_EXTRACT PROVIDED:_
From the Trustees of the Burlington Free School

LS: American Philosophical Society

Burlington (January) 1st mo: 5th 1773

Respected Friend

To a person of Doctor Franklins well known character, for humanity and benevolence, we think it scarcely necessary to enter into an apology for the freedom we have taken in enclosing the within Petition to the King, in presenting which we request thy friendly assistance.

Notwithstanding the application made by Lord Rochford for a Grant of the Islands in Delaware was thrown aside, at some future day, one similar may be revived. We therefore thought it a duty incumbent on us, as Guardians of an infant charitable seminary, to address the Throne for a confirmation of our Right; and no time we thought more favourable than the present, when the application abovementioned, may be supposed, very justly, to have alarmed us.1

The rents of the Island for about 26 years to come, will annually educate 25 poor children, and for 20 years then next succeeding 30 poor children; being lett out on a lease of 50 years, 4 of which are expired. But here a difficulty arises, our funds are wholly appropriated to this purpose, and if any considerable expence is likely to accrue in obtaining a confirmation of our Title, we have no way of defraying it, but by withdrawing the Scholars, till the rents make up the sum; as this would be an irreparable loss to a number of poor boys and girls, we would willingly hope some method may be fallen on to obviate any heavy expence, and we beleive no person would be more ready to devise, or more willing to execute, a plan suitable to the scanty state of our finances, than our worthy Agent. We therefore also beg a kind attention to this important point, and be pleased to inform us what may be likely to be the attendant charges. We humbly conceive that an Instruction to the Governour to grant a Pattent (as in New York and other Royal Governments) might answer every purpose,2 and be attended with little or no expence, flattering ourselves that the pattenting Officers would generously give up their fees to so charitable a use.

As we serve entirely without pay, and have no private interest to promote, by this application, but only to procure some useful learning to those who might otherwise be destitute of it, we hope our desires of avoiding expence, wont be thought little or unreasonable. We remain with great respect on behalf of the Trust, Thy Friends3

John Hoskins Saml How
Abrm. Hewlings Ellis Wright
Richard Wells Saml: Allinson

Doctor Benjamin Franklin

Endorsed: Letter from Trustees of Burlington School, concerning the Island.

_WORK INSTRUCTIONS:_
Answer these questions from the Burlington trustees' letter:
(a) Whose application for a grant of the islands in Delaware was thrown aside?
(b) How many poor children will the island's rents educate each year for about the next 26 years?
(c) How many years of the 50-year lease have already expired?

_EXCERPTED RECORDS:_
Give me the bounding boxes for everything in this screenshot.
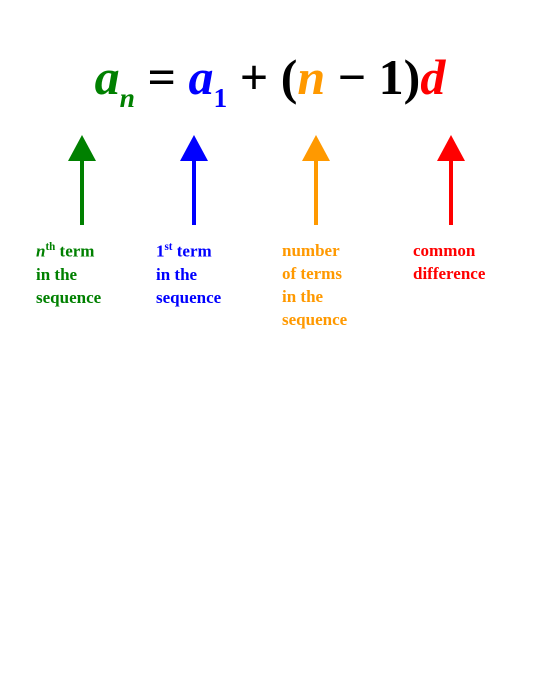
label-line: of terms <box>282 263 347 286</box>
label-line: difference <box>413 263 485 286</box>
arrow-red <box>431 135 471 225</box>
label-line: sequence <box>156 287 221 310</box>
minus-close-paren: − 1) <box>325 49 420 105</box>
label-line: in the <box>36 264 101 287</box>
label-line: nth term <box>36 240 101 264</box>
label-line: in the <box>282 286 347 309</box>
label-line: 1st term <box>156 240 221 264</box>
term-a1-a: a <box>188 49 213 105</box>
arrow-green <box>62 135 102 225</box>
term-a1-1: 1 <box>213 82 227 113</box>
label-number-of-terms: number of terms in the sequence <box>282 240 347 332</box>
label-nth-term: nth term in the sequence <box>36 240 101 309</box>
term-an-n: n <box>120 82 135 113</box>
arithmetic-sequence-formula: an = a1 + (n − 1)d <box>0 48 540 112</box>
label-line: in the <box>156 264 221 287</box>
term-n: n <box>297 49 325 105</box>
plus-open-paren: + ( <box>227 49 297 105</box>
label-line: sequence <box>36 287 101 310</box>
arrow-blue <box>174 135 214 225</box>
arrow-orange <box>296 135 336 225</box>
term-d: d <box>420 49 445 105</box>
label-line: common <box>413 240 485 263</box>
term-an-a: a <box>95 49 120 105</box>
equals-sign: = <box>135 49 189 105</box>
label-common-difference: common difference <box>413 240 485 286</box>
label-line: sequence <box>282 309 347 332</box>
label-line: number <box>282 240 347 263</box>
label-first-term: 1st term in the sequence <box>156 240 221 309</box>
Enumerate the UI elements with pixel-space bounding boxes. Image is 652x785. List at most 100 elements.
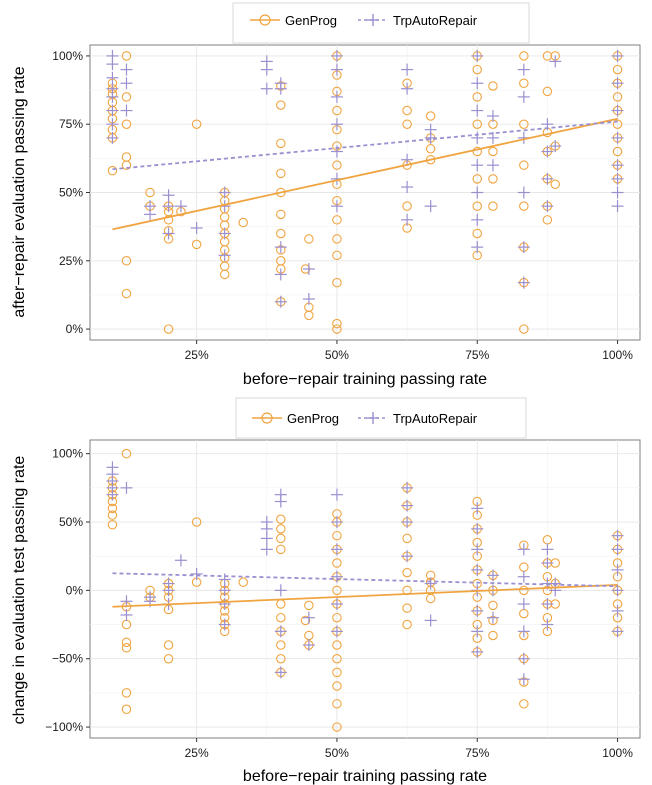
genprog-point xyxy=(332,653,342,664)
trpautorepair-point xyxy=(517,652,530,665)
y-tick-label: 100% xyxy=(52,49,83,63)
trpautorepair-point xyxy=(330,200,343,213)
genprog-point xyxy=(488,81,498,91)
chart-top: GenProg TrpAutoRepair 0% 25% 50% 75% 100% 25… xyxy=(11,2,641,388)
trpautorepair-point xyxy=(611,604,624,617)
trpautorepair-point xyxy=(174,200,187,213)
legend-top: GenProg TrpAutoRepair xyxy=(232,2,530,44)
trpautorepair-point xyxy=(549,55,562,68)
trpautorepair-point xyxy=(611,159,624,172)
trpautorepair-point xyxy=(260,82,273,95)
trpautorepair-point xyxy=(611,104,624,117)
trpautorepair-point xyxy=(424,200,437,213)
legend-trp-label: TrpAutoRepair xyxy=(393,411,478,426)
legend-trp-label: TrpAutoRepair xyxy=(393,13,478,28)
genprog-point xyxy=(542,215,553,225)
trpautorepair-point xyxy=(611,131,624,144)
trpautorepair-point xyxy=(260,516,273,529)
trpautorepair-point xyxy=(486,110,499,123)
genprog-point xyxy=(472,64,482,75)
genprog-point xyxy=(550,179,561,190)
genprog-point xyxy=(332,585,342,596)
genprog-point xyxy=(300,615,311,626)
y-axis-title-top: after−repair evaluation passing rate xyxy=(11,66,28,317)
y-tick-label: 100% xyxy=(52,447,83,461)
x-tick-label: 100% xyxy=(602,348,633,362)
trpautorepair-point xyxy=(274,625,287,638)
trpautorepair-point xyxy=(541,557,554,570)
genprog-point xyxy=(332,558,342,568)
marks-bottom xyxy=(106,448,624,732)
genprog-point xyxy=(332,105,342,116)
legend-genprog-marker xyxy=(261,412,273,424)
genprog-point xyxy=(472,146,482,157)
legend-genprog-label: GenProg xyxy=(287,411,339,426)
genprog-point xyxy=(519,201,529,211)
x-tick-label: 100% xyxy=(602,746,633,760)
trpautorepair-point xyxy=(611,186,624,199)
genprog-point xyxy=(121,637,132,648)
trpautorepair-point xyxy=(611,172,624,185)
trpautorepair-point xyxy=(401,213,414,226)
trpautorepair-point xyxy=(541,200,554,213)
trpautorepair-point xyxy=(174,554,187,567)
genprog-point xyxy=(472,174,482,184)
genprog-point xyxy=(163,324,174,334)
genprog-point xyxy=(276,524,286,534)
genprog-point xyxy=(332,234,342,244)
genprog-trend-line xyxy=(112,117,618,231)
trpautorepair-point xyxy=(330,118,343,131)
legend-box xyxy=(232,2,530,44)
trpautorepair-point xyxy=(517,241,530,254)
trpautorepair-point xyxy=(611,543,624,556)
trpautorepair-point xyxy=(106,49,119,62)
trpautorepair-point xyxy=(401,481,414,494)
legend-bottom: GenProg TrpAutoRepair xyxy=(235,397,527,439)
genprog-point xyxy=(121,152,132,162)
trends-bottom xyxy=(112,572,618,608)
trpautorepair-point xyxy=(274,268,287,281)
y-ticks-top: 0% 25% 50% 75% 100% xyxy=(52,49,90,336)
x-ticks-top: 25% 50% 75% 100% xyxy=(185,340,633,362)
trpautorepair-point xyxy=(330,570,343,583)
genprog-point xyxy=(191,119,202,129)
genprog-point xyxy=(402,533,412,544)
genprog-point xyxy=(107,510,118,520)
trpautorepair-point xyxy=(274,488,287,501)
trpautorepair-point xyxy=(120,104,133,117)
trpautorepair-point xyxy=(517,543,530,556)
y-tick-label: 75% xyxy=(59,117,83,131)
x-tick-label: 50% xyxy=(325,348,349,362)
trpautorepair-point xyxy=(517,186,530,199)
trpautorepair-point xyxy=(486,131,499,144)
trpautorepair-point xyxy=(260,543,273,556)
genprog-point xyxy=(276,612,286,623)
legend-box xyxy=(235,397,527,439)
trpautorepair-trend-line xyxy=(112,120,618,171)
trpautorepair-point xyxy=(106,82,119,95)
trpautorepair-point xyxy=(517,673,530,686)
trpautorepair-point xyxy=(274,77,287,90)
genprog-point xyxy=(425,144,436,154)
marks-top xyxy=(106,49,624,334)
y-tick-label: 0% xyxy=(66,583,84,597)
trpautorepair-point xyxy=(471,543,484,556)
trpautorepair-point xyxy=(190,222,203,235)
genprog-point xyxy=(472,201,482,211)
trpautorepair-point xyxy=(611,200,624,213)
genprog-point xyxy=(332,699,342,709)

_ANSWER FOR THE TASK:_
(a) Lord Rochford's
(b) 25
(c) 4